▶ EXERCISE TASK
Print all the data, keeping every line exactly as it is.

▶ AVAILABLE DATA
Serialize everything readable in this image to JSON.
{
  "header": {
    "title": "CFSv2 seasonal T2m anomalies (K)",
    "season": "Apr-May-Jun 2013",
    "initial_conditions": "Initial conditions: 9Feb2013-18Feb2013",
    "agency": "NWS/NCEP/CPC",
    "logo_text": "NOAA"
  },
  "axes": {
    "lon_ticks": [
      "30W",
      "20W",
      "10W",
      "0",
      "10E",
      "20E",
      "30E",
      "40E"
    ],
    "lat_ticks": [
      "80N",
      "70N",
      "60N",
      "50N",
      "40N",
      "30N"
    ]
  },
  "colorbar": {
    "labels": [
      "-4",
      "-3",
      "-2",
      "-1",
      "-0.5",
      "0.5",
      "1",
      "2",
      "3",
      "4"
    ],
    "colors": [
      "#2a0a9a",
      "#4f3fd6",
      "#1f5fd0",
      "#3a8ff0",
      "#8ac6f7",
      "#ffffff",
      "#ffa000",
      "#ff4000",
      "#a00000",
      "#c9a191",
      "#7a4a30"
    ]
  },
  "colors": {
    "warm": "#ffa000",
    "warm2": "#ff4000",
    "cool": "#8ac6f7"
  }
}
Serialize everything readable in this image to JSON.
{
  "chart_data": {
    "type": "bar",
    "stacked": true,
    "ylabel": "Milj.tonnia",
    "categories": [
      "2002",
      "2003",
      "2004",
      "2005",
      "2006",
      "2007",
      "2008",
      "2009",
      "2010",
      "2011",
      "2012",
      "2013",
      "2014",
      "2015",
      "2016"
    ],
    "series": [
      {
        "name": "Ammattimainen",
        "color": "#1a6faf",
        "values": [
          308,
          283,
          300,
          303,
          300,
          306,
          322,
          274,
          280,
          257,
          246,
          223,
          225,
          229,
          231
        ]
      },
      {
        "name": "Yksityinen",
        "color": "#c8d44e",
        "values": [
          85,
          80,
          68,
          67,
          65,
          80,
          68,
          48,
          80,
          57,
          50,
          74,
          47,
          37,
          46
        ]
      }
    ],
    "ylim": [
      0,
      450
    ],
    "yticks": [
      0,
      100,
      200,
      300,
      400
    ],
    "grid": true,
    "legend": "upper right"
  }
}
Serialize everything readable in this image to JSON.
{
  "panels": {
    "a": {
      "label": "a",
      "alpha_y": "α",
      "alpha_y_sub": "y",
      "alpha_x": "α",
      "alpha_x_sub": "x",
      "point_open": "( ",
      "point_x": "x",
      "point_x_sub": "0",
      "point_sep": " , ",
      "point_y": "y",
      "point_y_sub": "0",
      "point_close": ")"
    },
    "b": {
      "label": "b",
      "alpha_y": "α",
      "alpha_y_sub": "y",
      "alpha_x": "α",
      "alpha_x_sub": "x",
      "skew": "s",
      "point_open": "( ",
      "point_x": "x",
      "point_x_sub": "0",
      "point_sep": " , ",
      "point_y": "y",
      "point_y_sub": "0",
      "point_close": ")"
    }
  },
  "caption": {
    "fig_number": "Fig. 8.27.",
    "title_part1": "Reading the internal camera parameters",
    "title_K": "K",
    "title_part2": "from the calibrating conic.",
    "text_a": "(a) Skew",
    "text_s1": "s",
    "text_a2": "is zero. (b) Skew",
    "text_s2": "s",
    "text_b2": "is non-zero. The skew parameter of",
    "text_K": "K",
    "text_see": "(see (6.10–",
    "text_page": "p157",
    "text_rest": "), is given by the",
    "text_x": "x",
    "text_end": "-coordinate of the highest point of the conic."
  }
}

▶ TASK RESPONSE
Serialize everything readable in this image to JSON.
{
  "header": {
    "title": "CFSv2 seasonal T2m anomalies (K)",
    "season": "Apr-May-Jun 2013",
    "initial_conditions": "Initial conditions: 9Feb2013-18Feb2013",
    "agency": "NWS/NCEP/CPC",
    "logo_text": "NOAA"
  },
  "axes": {
    "lon_ticks": [
      "30W",
      "20W",
      "10W",
      "0",
      "10E",
      "20E",
      "30E",
      "40E"
    ],
    "lat_ticks": [
      "80N",
      "70N",
      "60N",
      "50N",
      "40N",
      "30N"
    ]
  },
  "colorbar": {
    "labels": [
      "-4",
      "-3",
      "-2",
      "-1",
      "-0.5",
      "0.5",
      "1",
      "2",
      "3",
      "4"
    ],
    "colors": [
      "#2a0a9a",
      "#4f3fd6",
      "#1f5fd0",
      "#3a8ff0",
      "#8ac6f7",
      "#ffffff",
      "#ffa000",
      "#ff4000",
      "#a00000",
      "#c9a191",
      "#7a4a30"
    ]
  },
  "colors": {
    "warm": "#ffa000",
    "warm2": "#ff4000",
    "cool": "#8ac6f7"
  }
}
Serialize everything readable in this image to JSON.
{
  "chart_data": {
    "type": "bar",
    "stacked": true,
    "ylabel": "Milj.tonnia",
    "categories": [
      "2002",
      "2003",
      "2004",
      "2005",
      "2006",
      "2007",
      "2008",
      "2009",
      "2010",
      "2011",
      "2012",
      "2013",
      "2014",
      "2015",
      "2016"
    ],
    "series": [
      {
        "name": "Ammattimainen",
        "color": "#1a6faf",
        "values": [
          308,
          283,
          300,
          303,
          300,
          306,
          322,
          274,
          280,
          257,
          246,
          223,
          225,
          229,
          231
        ]
      },
      {
        "name": "Yksityinen",
        "color": "#c8d44e",
        "values": [
          85,
          80,
          68,
          67,
          65,
          80,
          68,
          48,
          80,
          57,
          50,
          74,
          47,
          37,
          46
        ]
      }
    ],
    "ylim": [
      0,
      450
    ],
    "yticks": [
      0,
      100,
      200,
      300,
      400
    ],
    "grid": true,
    "legend": "upper right"
  }
}
Serialize everything readable in this image to JSON.
{
  "panels": {
    "a": {
      "label": "a",
      "alpha_y": "α",
      "alpha_y_sub": "y",
      "alpha_x": "α",
      "alpha_x_sub": "x",
      "point_open": "( ",
      "point_x": "x",
      "point_x_sub": "0",
      "point_sep": " , ",
      "point_y": "y",
      "point_y_sub": "0",
      "point_close": ")"
    },
    "b": {
      "label": "b",
      "alpha_y": "α",
      "alpha_y_sub": "y",
      "alpha_x": "α",
      "alpha_x_sub": "x",
      "skew": "s",
      "point_open": "( ",
      "point_x": "x",
      "point_x_sub": "0",
      "point_sep": " , ",
      "point_y": "y",
      "point_y_sub": "0",
      "point_close": ")"
    }
  },
  "caption": {
    "fig_number": "Fig. 8.27.",
    "title_part1": "Reading the internal camera parameters",
    "title_K": "K",
    "title_part2": "from the calibrating conic.",
    "text_a": "(a) Skew",
    "text_s1": "s",
    "text_a2": "is zero. (b) Skew",
    "text_s2": "s",
    "text_b2": "is non-zero. The skew parameter of",
    "text_K": "K",
    "text_see": "(see (6.10–",
    "text_page": "p157",
    "text_rest": "), is given by the",
    "text_x": "x",
    "text_end": "-coordinate of the highest point of the conic."
  }
}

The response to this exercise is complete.